#### WHAT IS BEING ASKED:
Filter the records below down to lines containing "label".

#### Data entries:
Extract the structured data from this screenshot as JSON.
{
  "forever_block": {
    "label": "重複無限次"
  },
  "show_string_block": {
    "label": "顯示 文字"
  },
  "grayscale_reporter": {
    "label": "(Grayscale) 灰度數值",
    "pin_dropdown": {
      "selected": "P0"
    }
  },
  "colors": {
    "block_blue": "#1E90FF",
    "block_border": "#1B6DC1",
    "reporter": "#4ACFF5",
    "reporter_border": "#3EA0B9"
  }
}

#### SOLUTION TO THIS EXERCISE:
    "label": "重複無限次"
    "label": "顯示 文字"
    "label": "(Grayscale) 灰度數值",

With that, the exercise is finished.